# Data records
▬▬▬▬▬▬

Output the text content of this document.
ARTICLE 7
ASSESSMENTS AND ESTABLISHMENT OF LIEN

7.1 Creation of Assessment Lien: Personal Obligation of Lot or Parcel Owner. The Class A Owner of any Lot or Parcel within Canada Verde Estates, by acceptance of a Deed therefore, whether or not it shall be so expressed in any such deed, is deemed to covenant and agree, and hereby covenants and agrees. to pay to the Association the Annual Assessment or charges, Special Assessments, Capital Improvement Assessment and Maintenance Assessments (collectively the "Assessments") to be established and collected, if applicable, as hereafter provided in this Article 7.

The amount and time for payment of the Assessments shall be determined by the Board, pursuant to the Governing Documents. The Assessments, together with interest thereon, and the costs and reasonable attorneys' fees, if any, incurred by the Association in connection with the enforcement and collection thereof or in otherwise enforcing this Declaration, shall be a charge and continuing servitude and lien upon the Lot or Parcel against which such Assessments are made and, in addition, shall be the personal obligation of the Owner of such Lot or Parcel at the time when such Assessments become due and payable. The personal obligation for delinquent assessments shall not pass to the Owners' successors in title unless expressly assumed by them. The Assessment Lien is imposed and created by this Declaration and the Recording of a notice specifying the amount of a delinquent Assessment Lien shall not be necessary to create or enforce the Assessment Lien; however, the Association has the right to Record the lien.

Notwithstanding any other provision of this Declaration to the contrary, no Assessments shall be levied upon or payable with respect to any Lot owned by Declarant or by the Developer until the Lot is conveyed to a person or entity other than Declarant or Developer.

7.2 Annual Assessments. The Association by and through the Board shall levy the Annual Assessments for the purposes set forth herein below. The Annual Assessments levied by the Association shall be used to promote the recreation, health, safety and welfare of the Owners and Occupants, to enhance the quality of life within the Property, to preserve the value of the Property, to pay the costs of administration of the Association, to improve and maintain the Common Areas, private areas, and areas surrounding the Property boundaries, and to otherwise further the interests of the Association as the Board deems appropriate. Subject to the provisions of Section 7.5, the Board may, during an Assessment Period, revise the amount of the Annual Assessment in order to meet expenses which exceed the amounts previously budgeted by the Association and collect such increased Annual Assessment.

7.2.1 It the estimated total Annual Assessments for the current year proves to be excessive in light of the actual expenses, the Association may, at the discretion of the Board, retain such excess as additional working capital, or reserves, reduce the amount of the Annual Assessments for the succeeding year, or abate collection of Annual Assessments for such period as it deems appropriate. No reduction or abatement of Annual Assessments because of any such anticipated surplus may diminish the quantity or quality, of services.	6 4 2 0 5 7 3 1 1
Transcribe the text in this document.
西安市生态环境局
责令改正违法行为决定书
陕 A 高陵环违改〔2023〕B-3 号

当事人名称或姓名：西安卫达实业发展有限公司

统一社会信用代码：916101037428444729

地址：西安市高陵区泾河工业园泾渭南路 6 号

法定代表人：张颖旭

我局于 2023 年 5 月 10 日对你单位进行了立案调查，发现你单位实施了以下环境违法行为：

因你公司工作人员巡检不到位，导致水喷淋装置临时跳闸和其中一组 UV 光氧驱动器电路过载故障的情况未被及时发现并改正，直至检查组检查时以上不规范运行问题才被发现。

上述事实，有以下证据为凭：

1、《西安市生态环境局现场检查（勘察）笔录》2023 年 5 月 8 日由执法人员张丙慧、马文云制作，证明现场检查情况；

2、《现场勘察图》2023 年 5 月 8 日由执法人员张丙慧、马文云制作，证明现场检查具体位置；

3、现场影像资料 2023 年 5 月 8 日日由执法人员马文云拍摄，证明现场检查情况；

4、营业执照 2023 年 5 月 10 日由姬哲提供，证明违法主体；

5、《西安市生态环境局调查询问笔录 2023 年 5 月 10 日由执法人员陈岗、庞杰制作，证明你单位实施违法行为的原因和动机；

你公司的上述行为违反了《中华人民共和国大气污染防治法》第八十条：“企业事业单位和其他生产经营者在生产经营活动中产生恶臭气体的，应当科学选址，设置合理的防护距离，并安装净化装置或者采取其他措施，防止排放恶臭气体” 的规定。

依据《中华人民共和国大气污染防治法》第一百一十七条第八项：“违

▬▬▬▬▬▬

# What you have to do
Find out how many lines in the listing contain the string "马文云制作". Give the number alone.

# Exercise solution
2